Stored records
============================================================
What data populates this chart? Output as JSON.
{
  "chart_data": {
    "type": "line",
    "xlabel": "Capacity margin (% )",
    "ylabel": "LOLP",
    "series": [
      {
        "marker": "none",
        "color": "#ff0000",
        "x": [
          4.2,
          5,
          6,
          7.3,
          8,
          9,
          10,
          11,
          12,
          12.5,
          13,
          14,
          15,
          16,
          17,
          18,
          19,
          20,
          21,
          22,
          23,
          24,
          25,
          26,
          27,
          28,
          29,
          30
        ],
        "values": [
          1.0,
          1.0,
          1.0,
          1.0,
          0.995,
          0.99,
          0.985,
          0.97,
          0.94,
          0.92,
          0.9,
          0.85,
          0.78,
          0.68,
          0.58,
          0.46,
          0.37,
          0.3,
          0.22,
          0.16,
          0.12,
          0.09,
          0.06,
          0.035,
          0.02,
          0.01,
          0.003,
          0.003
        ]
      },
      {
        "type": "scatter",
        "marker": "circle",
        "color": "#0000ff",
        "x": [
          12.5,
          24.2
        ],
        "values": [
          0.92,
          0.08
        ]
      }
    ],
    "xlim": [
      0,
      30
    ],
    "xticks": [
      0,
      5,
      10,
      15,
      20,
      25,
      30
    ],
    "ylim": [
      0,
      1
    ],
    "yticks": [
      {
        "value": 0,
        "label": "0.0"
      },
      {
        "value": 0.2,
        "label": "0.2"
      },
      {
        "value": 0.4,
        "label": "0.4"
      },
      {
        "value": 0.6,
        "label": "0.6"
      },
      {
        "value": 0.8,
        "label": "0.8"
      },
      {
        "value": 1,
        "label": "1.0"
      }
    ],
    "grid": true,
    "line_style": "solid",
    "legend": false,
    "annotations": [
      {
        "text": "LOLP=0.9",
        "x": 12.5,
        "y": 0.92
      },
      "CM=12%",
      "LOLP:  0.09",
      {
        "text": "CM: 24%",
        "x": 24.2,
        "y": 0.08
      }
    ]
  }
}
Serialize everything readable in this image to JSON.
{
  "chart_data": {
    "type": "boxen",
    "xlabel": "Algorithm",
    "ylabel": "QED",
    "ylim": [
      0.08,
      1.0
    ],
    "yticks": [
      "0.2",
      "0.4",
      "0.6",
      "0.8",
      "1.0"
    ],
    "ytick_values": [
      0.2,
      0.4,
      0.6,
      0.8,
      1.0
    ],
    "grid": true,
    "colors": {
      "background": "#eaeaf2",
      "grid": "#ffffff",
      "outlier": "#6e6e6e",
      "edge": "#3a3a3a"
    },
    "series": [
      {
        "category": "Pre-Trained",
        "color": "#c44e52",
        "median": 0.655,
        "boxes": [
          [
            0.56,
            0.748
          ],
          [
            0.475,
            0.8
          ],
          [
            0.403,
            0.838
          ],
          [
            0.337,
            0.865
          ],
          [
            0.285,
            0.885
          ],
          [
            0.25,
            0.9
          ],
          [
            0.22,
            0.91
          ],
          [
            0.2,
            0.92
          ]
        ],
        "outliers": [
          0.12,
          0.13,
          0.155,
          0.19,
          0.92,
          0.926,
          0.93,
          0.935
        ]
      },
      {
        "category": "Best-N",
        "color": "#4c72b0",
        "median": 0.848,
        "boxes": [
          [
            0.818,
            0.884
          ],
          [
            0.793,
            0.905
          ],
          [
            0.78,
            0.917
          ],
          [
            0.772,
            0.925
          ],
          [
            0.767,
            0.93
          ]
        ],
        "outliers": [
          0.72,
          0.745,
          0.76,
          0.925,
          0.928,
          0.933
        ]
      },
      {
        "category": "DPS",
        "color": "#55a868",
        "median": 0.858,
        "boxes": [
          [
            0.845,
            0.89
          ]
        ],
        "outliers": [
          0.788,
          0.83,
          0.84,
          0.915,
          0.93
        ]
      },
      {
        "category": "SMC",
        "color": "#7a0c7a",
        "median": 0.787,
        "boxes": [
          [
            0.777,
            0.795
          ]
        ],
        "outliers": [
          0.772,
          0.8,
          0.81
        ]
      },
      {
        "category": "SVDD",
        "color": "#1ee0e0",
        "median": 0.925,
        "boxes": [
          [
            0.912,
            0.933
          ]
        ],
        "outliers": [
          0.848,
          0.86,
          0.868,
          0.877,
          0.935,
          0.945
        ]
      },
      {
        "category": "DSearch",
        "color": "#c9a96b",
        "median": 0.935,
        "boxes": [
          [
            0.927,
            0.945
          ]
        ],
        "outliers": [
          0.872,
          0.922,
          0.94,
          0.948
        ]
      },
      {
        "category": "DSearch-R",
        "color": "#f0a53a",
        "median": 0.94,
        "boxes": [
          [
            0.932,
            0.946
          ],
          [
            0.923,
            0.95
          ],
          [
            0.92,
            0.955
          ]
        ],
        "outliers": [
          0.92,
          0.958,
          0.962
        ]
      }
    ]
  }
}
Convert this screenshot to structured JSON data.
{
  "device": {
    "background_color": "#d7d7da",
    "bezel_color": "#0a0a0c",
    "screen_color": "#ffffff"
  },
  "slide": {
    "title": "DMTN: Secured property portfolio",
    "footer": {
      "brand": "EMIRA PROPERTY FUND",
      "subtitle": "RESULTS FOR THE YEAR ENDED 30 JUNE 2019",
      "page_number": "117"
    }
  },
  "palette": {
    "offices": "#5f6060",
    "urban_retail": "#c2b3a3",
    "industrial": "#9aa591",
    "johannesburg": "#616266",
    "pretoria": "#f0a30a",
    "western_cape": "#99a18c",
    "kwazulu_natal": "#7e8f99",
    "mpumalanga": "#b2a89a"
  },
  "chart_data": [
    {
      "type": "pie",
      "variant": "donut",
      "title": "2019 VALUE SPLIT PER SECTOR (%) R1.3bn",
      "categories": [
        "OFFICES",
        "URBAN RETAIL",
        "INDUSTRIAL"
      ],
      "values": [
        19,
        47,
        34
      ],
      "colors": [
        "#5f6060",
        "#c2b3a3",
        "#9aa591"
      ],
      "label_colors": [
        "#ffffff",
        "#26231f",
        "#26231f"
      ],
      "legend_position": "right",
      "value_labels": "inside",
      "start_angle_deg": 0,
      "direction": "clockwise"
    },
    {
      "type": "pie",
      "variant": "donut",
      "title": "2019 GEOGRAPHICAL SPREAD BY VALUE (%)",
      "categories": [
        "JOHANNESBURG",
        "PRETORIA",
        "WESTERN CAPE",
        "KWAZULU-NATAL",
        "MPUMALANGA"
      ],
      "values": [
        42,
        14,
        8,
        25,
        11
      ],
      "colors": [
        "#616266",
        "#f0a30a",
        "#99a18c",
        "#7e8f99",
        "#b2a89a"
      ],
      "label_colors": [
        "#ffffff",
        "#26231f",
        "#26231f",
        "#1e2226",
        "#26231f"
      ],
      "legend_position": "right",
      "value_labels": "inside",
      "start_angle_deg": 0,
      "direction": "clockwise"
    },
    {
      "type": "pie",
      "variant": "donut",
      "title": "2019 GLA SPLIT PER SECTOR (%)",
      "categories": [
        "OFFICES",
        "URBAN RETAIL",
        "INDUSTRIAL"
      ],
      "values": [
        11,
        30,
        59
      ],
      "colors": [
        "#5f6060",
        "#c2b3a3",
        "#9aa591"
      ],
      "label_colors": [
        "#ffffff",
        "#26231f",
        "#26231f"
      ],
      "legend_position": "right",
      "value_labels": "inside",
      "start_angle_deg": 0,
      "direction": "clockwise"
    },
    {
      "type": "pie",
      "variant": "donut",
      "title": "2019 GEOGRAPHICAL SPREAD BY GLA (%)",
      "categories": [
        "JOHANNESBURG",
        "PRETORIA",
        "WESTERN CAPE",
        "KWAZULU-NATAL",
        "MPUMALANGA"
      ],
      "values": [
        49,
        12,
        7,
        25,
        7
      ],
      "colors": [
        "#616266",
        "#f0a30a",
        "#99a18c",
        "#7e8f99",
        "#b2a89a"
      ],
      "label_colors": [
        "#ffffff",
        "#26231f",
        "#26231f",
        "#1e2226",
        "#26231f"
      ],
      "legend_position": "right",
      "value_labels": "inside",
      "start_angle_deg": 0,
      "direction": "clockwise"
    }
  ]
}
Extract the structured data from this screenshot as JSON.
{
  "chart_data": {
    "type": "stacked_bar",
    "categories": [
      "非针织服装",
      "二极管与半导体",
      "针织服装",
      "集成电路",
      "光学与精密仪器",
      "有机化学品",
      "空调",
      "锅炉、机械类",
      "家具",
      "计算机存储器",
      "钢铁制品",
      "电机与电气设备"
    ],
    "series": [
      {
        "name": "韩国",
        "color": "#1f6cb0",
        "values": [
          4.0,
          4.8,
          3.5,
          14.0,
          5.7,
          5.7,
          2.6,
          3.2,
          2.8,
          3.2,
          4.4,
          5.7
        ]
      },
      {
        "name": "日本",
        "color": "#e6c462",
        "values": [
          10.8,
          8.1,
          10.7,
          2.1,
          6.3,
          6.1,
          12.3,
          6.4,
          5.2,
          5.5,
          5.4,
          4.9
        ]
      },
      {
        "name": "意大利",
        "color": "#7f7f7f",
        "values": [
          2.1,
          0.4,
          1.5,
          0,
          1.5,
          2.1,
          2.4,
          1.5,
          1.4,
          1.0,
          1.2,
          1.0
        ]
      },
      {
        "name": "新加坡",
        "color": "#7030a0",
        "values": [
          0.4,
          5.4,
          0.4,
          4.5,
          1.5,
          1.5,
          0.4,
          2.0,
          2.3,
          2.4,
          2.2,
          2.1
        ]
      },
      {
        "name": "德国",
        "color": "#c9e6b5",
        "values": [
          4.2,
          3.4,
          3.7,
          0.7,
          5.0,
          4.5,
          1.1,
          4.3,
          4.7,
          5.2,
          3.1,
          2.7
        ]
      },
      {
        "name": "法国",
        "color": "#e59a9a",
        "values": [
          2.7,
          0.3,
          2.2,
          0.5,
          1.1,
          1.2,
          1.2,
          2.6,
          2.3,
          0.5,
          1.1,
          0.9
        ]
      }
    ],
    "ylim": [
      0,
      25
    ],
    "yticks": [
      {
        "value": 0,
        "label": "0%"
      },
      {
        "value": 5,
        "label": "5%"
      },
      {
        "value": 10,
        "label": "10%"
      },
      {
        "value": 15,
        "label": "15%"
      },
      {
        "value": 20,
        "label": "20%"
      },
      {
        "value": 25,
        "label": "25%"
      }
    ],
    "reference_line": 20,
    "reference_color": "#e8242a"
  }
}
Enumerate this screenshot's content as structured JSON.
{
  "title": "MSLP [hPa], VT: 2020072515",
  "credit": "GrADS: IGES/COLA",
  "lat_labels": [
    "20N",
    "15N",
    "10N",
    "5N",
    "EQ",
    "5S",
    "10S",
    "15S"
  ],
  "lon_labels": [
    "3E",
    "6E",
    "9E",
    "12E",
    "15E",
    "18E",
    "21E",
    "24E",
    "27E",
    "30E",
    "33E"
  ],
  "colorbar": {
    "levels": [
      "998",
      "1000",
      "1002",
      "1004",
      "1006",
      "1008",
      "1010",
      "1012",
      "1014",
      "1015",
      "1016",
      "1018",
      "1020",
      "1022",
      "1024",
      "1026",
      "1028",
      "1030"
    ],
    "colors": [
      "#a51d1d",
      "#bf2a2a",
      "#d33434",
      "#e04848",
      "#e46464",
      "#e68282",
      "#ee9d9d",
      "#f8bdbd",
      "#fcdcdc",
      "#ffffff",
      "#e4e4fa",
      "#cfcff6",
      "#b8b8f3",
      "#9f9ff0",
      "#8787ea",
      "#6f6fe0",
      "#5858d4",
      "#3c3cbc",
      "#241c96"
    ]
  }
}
============================================================
WHAT YOU NEED TO DO> Return the lines above, from the one containing "Enumerate this screenshot's" to the end, exactly as they stand.

COMPLETE OUTPUT>
Enumerate this screenshot's content as structured JSON.
{
  "title": "MSLP [hPa], VT: 2020072515",
  "credit": "GrADS: IGES/COLA",
  "lat_labels": [
    "20N",
    "15N",
    "10N",
    "5N",
    "EQ",
    "5S",
    "10S",
    "15S"
  ],
  "lon_labels": [
    "3E",
    "6E",
    "9E",
    "12E",
    "15E",
    "18E",
    "21E",
    "24E",
    "27E",
    "30E",
    "33E"
  ],
  "colorbar": {
    "levels": [
      "998",
      "1000",
      "1002",
      "1004",
      "1006",
      "1008",
      "1010",
      "1012",
      "1014",
      "1015",
      "1016",
      "1018",
      "1020",
      "1022",
      "1024",
      "1026",
      "1028",
      "1030"
    ],
    "colors": [
      "#a51d1d",
      "#bf2a2a",
      "#d33434",
      "#e04848",
      "#e46464",
      "#e68282",
      "#ee9d9d",
      "#f8bdbd",
      "#fcdcdc",
      "#ffffff",
      "#e4e4fa",
      "#cfcff6",
      "#b8b8f3",
      "#9f9ff0",
      "#8787ea",
      "#6f6fe0",
      "#5858d4",
      "#3c3cbc",
      "#241c96"
    ]
  }
}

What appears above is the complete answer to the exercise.